(TASK REQUIREMENTS): Go through the records and copy each line where the word "Queen" occurs.

(Collection entries):
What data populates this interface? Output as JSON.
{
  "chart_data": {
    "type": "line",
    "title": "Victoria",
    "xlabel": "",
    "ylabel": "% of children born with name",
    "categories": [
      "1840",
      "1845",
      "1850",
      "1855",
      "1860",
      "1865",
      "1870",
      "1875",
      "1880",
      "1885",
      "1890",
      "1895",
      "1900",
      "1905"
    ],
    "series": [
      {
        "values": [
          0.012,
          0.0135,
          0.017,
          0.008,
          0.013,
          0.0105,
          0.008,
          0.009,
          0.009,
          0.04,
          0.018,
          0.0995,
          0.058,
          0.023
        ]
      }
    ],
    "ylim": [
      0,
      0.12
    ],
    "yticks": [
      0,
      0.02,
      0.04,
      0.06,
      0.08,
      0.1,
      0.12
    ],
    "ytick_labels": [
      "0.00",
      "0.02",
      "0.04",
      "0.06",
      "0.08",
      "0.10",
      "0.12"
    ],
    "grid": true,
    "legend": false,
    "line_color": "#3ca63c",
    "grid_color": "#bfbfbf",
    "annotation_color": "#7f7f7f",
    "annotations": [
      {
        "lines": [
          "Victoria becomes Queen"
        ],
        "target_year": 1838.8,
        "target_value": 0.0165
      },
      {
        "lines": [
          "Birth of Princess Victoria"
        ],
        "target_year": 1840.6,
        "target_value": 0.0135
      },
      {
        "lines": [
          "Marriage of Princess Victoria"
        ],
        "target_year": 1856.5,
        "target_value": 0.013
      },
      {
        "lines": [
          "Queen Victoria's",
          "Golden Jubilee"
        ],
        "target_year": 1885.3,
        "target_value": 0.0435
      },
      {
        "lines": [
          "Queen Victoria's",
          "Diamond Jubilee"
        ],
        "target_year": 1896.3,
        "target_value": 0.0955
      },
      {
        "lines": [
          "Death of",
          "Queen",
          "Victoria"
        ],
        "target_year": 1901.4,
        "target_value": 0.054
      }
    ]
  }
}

...

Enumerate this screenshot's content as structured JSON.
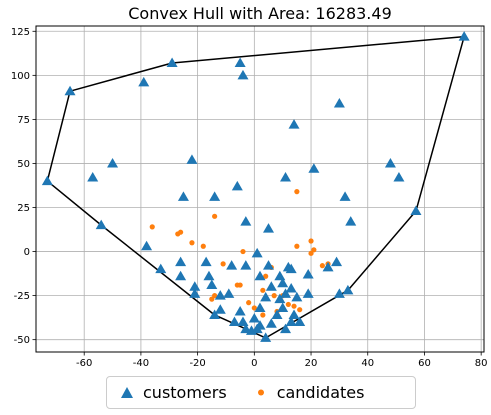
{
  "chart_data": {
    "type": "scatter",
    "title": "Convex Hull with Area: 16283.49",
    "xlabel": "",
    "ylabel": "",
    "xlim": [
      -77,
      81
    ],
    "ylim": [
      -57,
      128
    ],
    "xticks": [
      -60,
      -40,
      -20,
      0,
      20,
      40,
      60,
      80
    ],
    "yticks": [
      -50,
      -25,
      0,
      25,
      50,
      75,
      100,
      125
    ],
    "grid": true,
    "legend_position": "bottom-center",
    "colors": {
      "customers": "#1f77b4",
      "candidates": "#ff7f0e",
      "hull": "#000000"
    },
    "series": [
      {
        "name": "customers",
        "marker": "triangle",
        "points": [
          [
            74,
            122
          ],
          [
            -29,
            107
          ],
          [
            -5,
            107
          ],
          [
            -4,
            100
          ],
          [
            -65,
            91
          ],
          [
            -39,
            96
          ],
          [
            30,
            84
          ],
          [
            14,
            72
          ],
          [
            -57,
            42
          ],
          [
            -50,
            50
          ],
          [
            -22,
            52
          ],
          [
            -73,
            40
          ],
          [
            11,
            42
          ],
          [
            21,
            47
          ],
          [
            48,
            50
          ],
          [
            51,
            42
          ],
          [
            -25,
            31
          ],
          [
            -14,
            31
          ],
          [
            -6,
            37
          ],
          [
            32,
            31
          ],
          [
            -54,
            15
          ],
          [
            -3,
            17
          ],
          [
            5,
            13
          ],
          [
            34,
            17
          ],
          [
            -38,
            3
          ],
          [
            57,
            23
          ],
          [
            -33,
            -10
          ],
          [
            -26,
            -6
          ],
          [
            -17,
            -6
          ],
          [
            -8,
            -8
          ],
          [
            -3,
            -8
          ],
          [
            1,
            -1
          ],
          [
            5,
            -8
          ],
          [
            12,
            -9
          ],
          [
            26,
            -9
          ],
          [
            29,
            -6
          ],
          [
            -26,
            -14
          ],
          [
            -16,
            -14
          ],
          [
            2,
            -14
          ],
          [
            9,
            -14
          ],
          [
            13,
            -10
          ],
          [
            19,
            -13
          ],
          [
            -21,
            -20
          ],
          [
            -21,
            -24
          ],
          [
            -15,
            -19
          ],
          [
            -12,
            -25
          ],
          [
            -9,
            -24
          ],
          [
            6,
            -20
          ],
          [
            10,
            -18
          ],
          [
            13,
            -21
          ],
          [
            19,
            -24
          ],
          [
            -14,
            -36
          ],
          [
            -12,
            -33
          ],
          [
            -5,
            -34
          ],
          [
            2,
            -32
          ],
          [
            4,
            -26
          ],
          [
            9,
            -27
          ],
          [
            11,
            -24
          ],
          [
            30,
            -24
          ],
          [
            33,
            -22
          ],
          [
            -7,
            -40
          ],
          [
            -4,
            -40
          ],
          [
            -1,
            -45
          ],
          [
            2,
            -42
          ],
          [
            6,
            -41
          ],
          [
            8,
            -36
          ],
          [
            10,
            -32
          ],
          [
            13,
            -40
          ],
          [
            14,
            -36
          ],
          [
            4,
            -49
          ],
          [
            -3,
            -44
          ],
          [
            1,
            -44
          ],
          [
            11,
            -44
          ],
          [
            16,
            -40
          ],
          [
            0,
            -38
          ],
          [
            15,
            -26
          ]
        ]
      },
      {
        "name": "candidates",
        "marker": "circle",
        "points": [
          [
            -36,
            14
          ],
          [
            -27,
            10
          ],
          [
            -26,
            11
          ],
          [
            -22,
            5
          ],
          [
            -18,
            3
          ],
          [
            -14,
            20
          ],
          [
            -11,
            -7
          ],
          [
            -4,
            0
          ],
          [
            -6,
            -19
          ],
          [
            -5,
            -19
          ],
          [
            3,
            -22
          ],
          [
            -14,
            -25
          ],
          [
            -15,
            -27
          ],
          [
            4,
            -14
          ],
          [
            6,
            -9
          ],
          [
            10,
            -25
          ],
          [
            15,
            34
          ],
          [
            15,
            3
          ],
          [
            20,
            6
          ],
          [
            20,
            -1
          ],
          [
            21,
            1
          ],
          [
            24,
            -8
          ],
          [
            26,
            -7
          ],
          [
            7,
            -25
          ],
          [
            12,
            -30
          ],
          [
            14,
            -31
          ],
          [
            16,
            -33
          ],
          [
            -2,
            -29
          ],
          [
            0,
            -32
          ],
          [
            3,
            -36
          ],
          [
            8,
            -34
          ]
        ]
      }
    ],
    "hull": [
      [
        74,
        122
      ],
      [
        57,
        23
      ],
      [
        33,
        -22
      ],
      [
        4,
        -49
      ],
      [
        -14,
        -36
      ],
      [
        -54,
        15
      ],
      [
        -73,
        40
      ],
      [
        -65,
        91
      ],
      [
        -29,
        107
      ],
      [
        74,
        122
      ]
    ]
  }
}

==

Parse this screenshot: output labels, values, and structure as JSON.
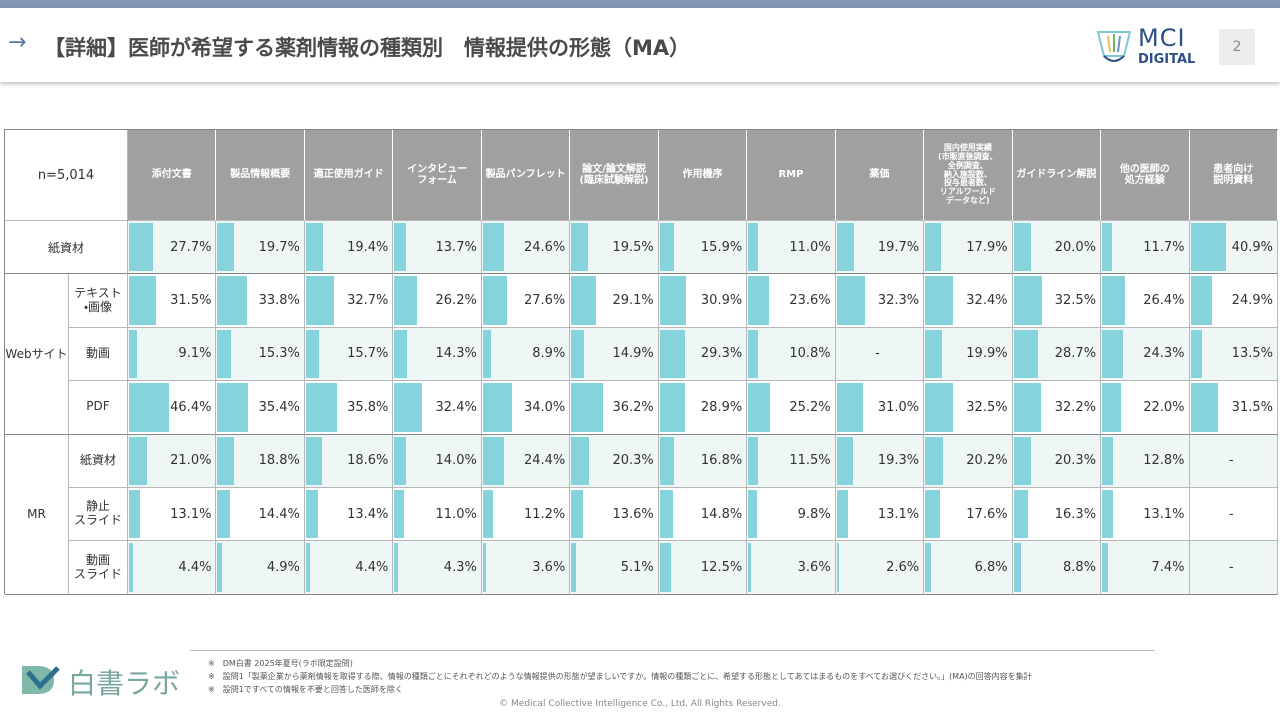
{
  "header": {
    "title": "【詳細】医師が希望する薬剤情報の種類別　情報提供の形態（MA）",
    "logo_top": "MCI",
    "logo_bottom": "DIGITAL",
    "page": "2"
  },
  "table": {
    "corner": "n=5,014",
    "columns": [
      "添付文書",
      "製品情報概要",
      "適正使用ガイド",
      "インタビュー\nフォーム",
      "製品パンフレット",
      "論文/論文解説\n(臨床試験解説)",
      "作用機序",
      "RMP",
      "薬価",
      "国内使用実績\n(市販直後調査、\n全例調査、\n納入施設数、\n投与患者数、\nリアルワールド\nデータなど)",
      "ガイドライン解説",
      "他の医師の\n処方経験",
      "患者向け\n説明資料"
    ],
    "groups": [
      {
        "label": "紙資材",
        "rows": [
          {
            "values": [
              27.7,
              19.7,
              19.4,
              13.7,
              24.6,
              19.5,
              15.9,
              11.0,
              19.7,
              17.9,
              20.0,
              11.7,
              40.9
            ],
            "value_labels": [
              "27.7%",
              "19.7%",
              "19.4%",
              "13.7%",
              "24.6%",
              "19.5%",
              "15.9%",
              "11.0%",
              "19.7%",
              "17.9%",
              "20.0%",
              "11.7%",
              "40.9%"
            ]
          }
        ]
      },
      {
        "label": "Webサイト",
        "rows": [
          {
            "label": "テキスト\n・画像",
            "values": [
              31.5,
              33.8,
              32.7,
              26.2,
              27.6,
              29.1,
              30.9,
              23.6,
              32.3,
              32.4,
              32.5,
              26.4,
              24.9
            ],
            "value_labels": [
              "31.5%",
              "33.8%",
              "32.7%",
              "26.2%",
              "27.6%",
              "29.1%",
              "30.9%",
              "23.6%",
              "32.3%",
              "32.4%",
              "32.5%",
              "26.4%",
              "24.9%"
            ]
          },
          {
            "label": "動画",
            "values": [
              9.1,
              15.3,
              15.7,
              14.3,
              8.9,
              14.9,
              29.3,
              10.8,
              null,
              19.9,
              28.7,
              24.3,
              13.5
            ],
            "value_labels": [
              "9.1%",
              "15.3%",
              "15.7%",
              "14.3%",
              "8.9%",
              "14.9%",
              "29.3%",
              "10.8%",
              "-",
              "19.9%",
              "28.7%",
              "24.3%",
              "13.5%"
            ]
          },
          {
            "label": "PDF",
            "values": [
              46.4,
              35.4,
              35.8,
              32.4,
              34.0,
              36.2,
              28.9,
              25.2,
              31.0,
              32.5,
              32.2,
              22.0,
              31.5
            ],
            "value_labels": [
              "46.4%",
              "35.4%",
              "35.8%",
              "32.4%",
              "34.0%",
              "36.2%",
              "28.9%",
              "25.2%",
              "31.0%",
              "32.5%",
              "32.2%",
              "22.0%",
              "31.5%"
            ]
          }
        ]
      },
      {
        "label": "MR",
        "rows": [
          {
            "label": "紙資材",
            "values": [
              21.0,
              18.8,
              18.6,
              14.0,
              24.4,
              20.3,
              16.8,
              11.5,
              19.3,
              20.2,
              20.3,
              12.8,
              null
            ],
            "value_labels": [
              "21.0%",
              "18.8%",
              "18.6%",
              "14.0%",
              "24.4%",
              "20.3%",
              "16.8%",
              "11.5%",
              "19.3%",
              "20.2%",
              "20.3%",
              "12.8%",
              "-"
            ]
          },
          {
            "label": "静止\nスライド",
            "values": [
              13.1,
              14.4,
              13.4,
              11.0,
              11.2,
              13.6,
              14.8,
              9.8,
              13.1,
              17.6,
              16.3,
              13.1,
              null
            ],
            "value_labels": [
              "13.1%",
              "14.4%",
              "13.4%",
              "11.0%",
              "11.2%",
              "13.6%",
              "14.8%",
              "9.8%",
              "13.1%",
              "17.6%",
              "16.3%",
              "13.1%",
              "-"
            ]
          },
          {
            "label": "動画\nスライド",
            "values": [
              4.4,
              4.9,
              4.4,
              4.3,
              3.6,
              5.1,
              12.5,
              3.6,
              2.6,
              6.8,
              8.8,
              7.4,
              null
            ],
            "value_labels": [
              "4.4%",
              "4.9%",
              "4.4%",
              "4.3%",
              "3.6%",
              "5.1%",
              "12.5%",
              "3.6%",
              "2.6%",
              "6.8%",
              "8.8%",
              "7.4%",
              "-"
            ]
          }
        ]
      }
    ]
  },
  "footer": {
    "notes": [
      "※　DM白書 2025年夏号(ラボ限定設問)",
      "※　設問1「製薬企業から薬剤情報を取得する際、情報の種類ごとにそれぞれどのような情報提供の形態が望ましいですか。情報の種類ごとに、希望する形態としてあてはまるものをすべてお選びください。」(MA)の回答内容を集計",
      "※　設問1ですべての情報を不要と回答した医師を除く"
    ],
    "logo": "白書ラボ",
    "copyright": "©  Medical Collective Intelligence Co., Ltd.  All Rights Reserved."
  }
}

(SOLUTION):
          "Victoria becomes Queen"
          "Queen Victoria's",
          "Queen Victoria's",
          "Queen",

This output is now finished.